───── Data provided

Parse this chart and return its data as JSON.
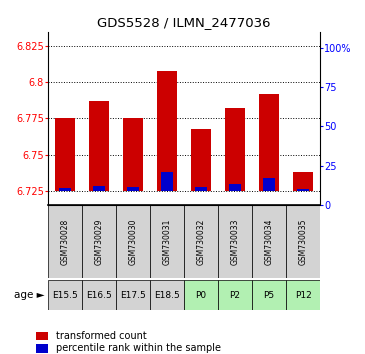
{
  "title": "GDS5528 / ILMN_2477036",
  "samples": [
    "GSM730028",
    "GSM730029",
    "GSM730030",
    "GSM730031",
    "GSM730032",
    "GSM730033",
    "GSM730034",
    "GSM730035"
  ],
  "age_labels": [
    "E15.5",
    "E16.5",
    "E17.5",
    "E18.5",
    "P0",
    "P2",
    "P5",
    "P12"
  ],
  "age_colors": [
    "#d3d3d3",
    "#d3d3d3",
    "#d3d3d3",
    "#d3d3d3",
    "#b2f0b2",
    "#b2f0b2",
    "#b2f0b2",
    "#b2f0b2"
  ],
  "transformed_count": [
    6.775,
    6.787,
    6.775,
    6.808,
    6.768,
    6.782,
    6.792,
    6.738
  ],
  "percentile_rank": [
    1.5,
    3.0,
    2.0,
    12.0,
    2.5,
    4.0,
    8.0,
    1.0
  ],
  "bar_bottom": 6.725,
  "ylim_left": [
    6.715,
    6.835
  ],
  "ylim_right": [
    0,
    110
  ],
  "yticks_left": [
    6.725,
    6.75,
    6.775,
    6.8,
    6.825
  ],
  "yticks_right": [
    0,
    25,
    50,
    75,
    100
  ],
  "ytick_labels_right": [
    "0",
    "25",
    "50",
    "75",
    "100%"
  ],
  "red_color": "#cc0000",
  "blue_color": "#0000cc",
  "sample_bg_color": "#d3d3d3",
  "title_fontsize": 9.5,
  "tick_fontsize": 7,
  "sample_fontsize": 5.5,
  "age_fontsize": 6.5,
  "legend_fontsize": 7
}
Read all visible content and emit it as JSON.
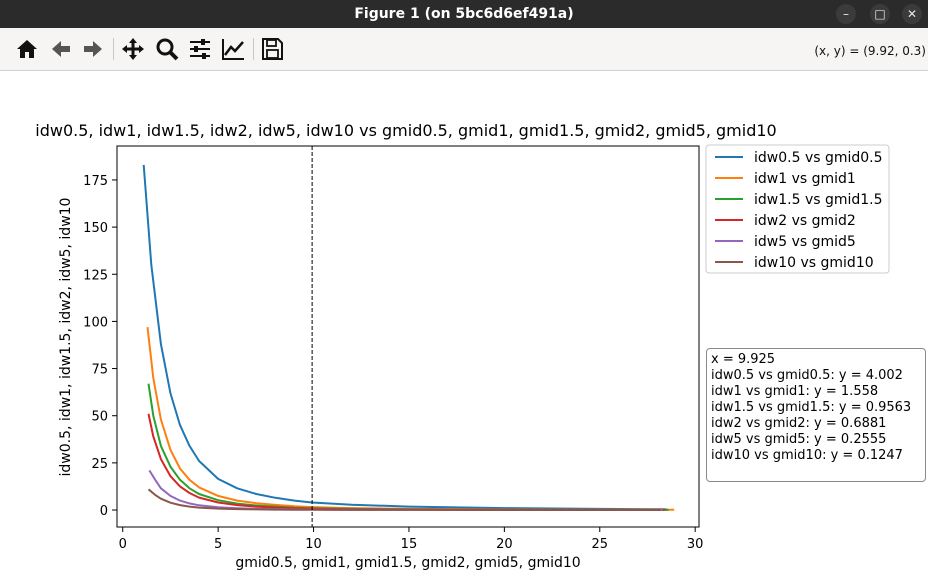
{
  "window": {
    "title": "Figure 1 (on 5bc6d6ef491a)"
  },
  "toolbar": {
    "buttons": [
      {
        "name": "home-icon"
      },
      {
        "name": "back-arrow-icon"
      },
      {
        "name": "forward-arrow-icon"
      },
      {
        "name": "pan-icon"
      },
      {
        "name": "zoom-icon"
      },
      {
        "name": "configure-subplots-icon"
      },
      {
        "name": "edit-axis-icon"
      },
      {
        "name": "save-icon"
      }
    ],
    "coords": "(x, y) = (9.92, 0.3)"
  },
  "tooltip": {
    "lines": [
      "x = 9.925",
      "idw0.5 vs gmid0.5: y = 4.002",
      "idw1 vs gmid1: y = 1.558",
      "idw1.5 vs gmid1.5: y = 0.9563",
      "idw2 vs gmid2: y = 0.6881",
      "idw5 vs gmid5: y = 0.2555",
      "idw10 vs gmid10: y = 0.1247"
    ]
  },
  "chart_data": {
    "type": "line",
    "title": "idw0.5, idw1, idw1.5, idw2, idw5, idw10 vs gmid0.5, gmid1, gmid1.5, gmid2, gmid5, gmid10",
    "xlabel": "gmid0.5, gmid1, gmid1.5, gmid2, gmid5, gmid10",
    "ylabel": "idw0.5, idw1, idw1.5, idw2, idw5, idw10",
    "xlim": [
      -0.3,
      30.2
    ],
    "ylim": [
      -9,
      193
    ],
    "xticks": [
      0,
      5,
      10,
      15,
      20,
      25,
      30
    ],
    "yticks": [
      0,
      25,
      50,
      75,
      100,
      125,
      150,
      175
    ],
    "cursor_x": 9.925,
    "legend_position": "outside right, upper",
    "series": [
      {
        "name": "idw0.5 vs gmid0.5",
        "color": "#1f77b4",
        "x": [
          1.1,
          1.5,
          2.0,
          2.5,
          3.0,
          3.5,
          4.0,
          5.0,
          6.0,
          7.0,
          8.0,
          9.0,
          9.925,
          12.0,
          15.0,
          20.0,
          25.0,
          28.5
        ],
        "y": [
          183,
          130,
          88,
          62,
          45,
          34,
          26,
          16.5,
          11.5,
          8.5,
          6.5,
          5.0,
          4.0,
          2.8,
          1.8,
          1.0,
          0.6,
          0.4
        ]
      },
      {
        "name": "idw1 vs gmid1",
        "color": "#ff7f0e",
        "x": [
          1.3,
          1.6,
          2.0,
          2.5,
          3.0,
          3.5,
          4.0,
          5.0,
          6.0,
          7.0,
          8.0,
          9.0,
          9.925,
          12.0,
          15.0,
          20.0,
          25.0,
          28.9
        ],
        "y": [
          97,
          70,
          48,
          32,
          22,
          16,
          12,
          7.5,
          5.0,
          3.6,
          2.7,
          2.0,
          1.558,
          1.0,
          0.6,
          0.32,
          0.2,
          0.15
        ]
      },
      {
        "name": "idw1.5 vs gmid1.5",
        "color": "#2ca02c",
        "x": [
          1.35,
          1.6,
          2.0,
          2.5,
          3.0,
          3.5,
          4.0,
          5.0,
          6.0,
          7.0,
          8.0,
          9.0,
          9.925,
          12.0,
          15.0,
          20.0,
          25.0,
          28.6
        ],
        "y": [
          67,
          50,
          34,
          23,
          16,
          11.5,
          8.5,
          5.2,
          3.4,
          2.4,
          1.8,
          1.25,
          0.9563,
          0.6,
          0.38,
          0.2,
          0.12,
          0.09
        ]
      },
      {
        "name": "idw2 vs gmid2",
        "color": "#d62728",
        "x": [
          1.35,
          1.6,
          2.0,
          2.5,
          3.0,
          3.5,
          4.0,
          5.0,
          6.0,
          7.0,
          8.0,
          9.0,
          9.925,
          12.0,
          15.0,
          20.0,
          25.0,
          28.4
        ],
        "y": [
          51,
          39,
          27,
          18,
          12.5,
          9.0,
          6.6,
          4.0,
          2.6,
          1.8,
          1.3,
          0.9,
          0.6881,
          0.45,
          0.28,
          0.15,
          0.09,
          0.07
        ]
      },
      {
        "name": "idw5 vs gmid5",
        "color": "#9467bd",
        "x": [
          1.4,
          1.7,
          2.0,
          2.5,
          3.0,
          3.5,
          4.0,
          5.0,
          6.0,
          7.0,
          8.0,
          9.0,
          9.925,
          12.0,
          15.0,
          20.0,
          25.0,
          28.3
        ],
        "y": [
          21,
          16,
          11.5,
          7.5,
          5.0,
          3.5,
          2.5,
          1.5,
          0.95,
          0.65,
          0.47,
          0.34,
          0.2555,
          0.16,
          0.1,
          0.06,
          0.04,
          0.03
        ]
      },
      {
        "name": "idw10 vs gmid10",
        "color": "#8c564b",
        "x": [
          1.35,
          1.7,
          2.0,
          2.5,
          3.0,
          3.5,
          4.0,
          5.0,
          6.0,
          7.0,
          8.0,
          9.0,
          9.925,
          12.0,
          15.0,
          20.0,
          25.0,
          28.2
        ],
        "y": [
          11,
          8.0,
          6.0,
          3.9,
          2.6,
          1.8,
          1.3,
          0.75,
          0.48,
          0.32,
          0.23,
          0.17,
          0.1247,
          0.08,
          0.05,
          0.03,
          0.02,
          0.015
        ]
      }
    ]
  }
}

──────────

Only lines that contain the word "icon" are wanted; copy each of them.

**Written reply**
        "name": "home-icon"
        "name": "back-arrow-icon"
        "name": "forward-arrow-icon"
        "name": "pan-icon"
        "name": "zoom-icon"
        "name": "configure-subplots-icon"
        "name": "edit-axis-icon"
        "name": "save-icon"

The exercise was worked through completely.